[Records from a data source]
***
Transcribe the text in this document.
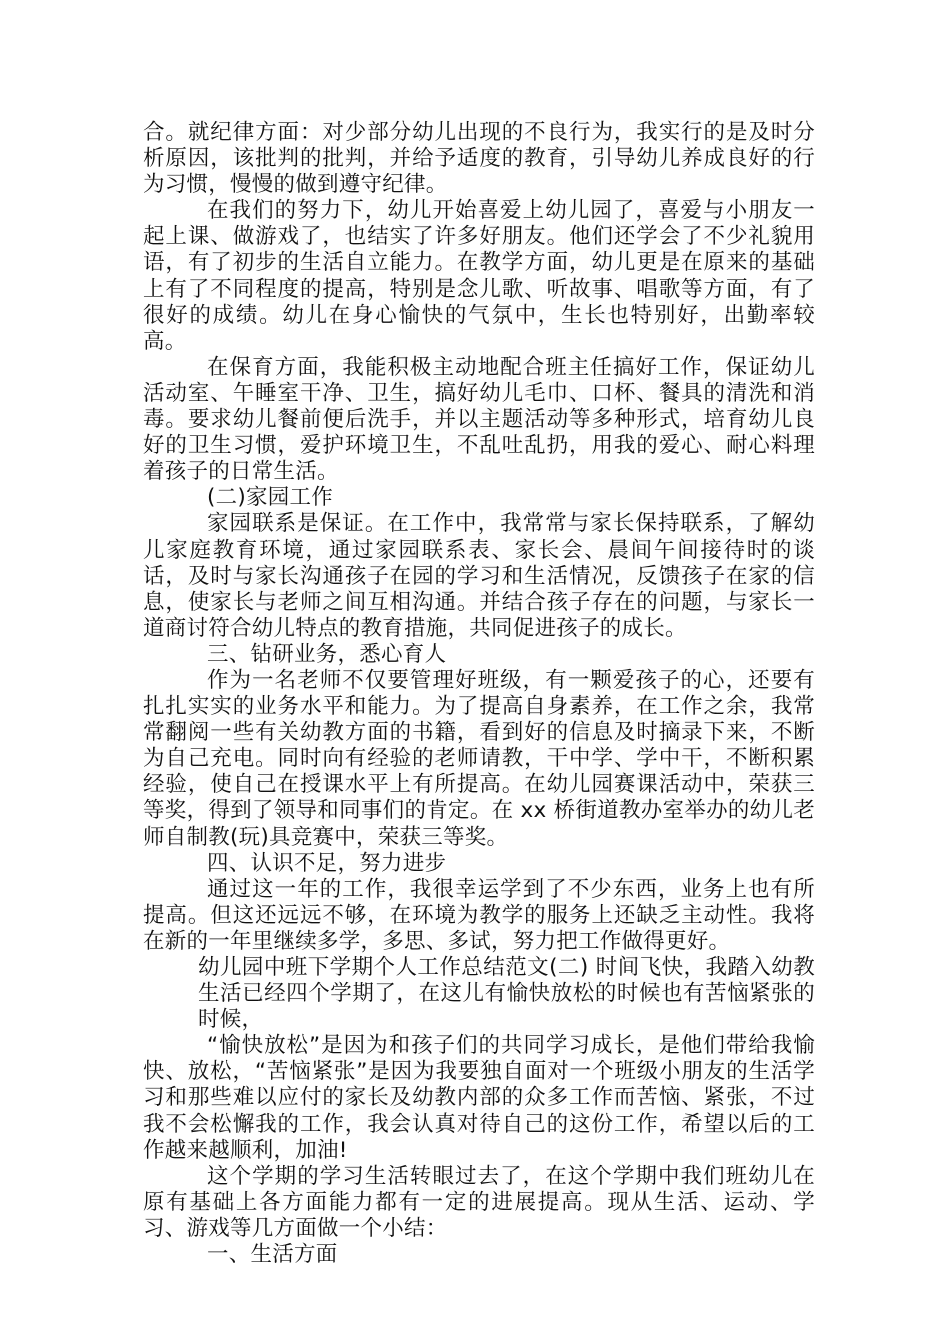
合。就纪律方面：对少部分幼儿出现的不良行为，我实行的是及时分析原因，该批判的批判，并给予适度的教育，引导幼儿养成良好的行为习惯，慢慢的做到遵守纪律。

在我们的努力下，幼儿开始喜爱上幼儿园了，喜爱与小朋友一起上课、做游戏了，也结实了许多好朋友。他们还学会了不少礼貌用语，有了初步的生活自立能力。在教学方面，幼儿更是在原来的基础上有了不同程度的提高，特别是念儿歌、听故事、唱歌等方面，有了很好的成绩。幼儿在身心愉快的气氛中，生长也特别好，出勤率较高。

在保育方面，我能积极主动地配合班主任搞好工作，保证幼儿活动室、午睡室干净、卫生，搞好幼儿毛巾、口杯、餐具的清洗和消毒。要求幼儿餐前便后洗手，并以主题活动等多种形式，培育幼儿良好的卫生习惯，爱护环境卫生，不乱吐乱扔，用我的爱心、耐心料理着孩子的日常生活。

(二)家园工作

家园联系是保证。在工作中，我常常与家长保持联系，了解幼儿家庭教育环境，通过家园联系表、家长会、晨间午间接待时的谈话，及时与家长沟通孩子在园的学习和生活情况，反馈孩子在家的信息，使家长与老师之间互相沟通。并结合孩子存在的问题，与家长一道商讨符合幼儿特点的教育措施，共同促进孩子的成长。

三、钻研业务，悉心育人

作为一名老师不仅要管理好班级，有一颗爱孩子的心，还要有扎扎实实的业务水平和能力。为了提高自身素养，在工作之余，我常常翻阅一些有关幼教方面的书籍，看到好的信息及时摘录下来，不断为自己充电。同时向有经验的老师请教，干中学、学中干，不断积累经验，使自己在授课水平上有所提高。在幼儿园赛课活动中，荣获三等奖，得到了领导和同事们的肯定。在 xx 桥街道教办室举办的幼儿老师自制教(玩)具竞赛中，荣获三等奖。

四、认识不足，努力进步

通过这一年的工作，我很幸运学到了不少东西，业务上也有所提高。但这还远远不够，在环境为教学的服务上还缺乏主动性。我将在新的一年里继续多学，多思、多试，努力把工作做得更好。

幼儿园中班下学期个人工作总结范文(二) 时间飞快，我踏入幼教生活已经四个学期了，在这儿有愉快放松的时候也有苦恼紧张的时候，

“愉快放松”是因为和孩子们的共同学习成长，是他们带给我愉快、放松，“苦恼紧张”是因为我要独自面对一个班级小朋友的生活学习和那些难以应付的家长及幼教内部的众多工作而苦恼、紧张，不过我不会松懈我的工作，我会认真对待自己的这份工作，希望以后的工作越来越顺利，加油!

这个学期的学习生活转眼过去了，在这个学期中我们班幼儿在原有基础上各方面能力都有一定的进展提高。现从生活、运动、学习、游戏等几方面做一个小结：

一、生活方面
***
* **To be done**:
Make an exact copy of the whole listing, but don't bring over any pictures.

* **Result of the task**:
Transcribe the text in this document.
合。就纪律方面：对少部分幼儿出现的不良行为，我实行的是及时分析原因，该批判的批判，并给予适度的教育，引导幼儿养成良好的行为习惯，慢慢的做到遵守纪律。

在我们的努力下，幼儿开始喜爱上幼儿园了，喜爱与小朋友一起上课、做游戏了，也结实了许多好朋友。他们还学会了不少礼貌用语，有了初步的生活自立能力。在教学方面，幼儿更是在原来的基础上有了不同程度的提高，特别是念儿歌、听故事、唱歌等方面，有了很好的成绩。幼儿在身心愉快的气氛中，生长也特别好，出勤率较高。

在保育方面，我能积极主动地配合班主任搞好工作，保证幼儿活动室、午睡室干净、卫生，搞好幼儿毛巾、口杯、餐具的清洗和消毒。要求幼儿餐前便后洗手，并以主题活动等多种形式，培育幼儿良好的卫生习惯，爱护环境卫生，不乱吐乱扔，用我的爱心、耐心料理着孩子的日常生活。

(二)家园工作

家园联系是保证。在工作中，我常常与家长保持联系，了解幼儿家庭教育环境，通过家园联系表、家长会、晨间午间接待时的谈话，及时与家长沟通孩子在园的学习和生活情况，反馈孩子在家的信息，使家长与老师之间互相沟通。并结合孩子存在的问题，与家长一道商讨符合幼儿特点的教育措施，共同促进孩子的成长。

三、钻研业务，悉心育人

作为一名老师不仅要管理好班级，有一颗爱孩子的心，还要有扎扎实实的业务水平和能力。为了提高自身素养，在工作之余，我常常翻阅一些有关幼教方面的书籍，看到好的信息及时摘录下来，不断为自己充电。同时向有经验的老师请教，干中学、学中干，不断积累经验，使自己在授课水平上有所提高。在幼儿园赛课活动中，荣获三等奖，得到了领导和同事们的肯定。在 xx 桥街道教办室举办的幼儿老师自制教(玩)具竞赛中，荣获三等奖。

四、认识不足，努力进步

通过这一年的工作，我很幸运学到了不少东西，业务上也有所提高。但这还远远不够，在环境为教学的服务上还缺乏主动性。我将在新的一年里继续多学，多思、多试，努力把工作做得更好。

幼儿园中班下学期个人工作总结范文(二) 时间飞快，我踏入幼教生活已经四个学期了，在这儿有愉快放松的时候也有苦恼紧张的时候，

“愉快放松”是因为和孩子们的共同学习成长，是他们带给我愉快、放松，“苦恼紧张”是因为我要独自面对一个班级小朋友的生活学习和那些难以应付的家长及幼教内部的众多工作而苦恼、紧张，不过我不会松懈我的工作，我会认真对待自己的这份工作，希望以后的工作越来越顺利，加油!

这个学期的学习生活转眼过去了，在这个学期中我们班幼儿在原有基础上各方面能力都有一定的进展提高。现从生活、运动、学习、游戏等几方面做一个小结：

一、生活方面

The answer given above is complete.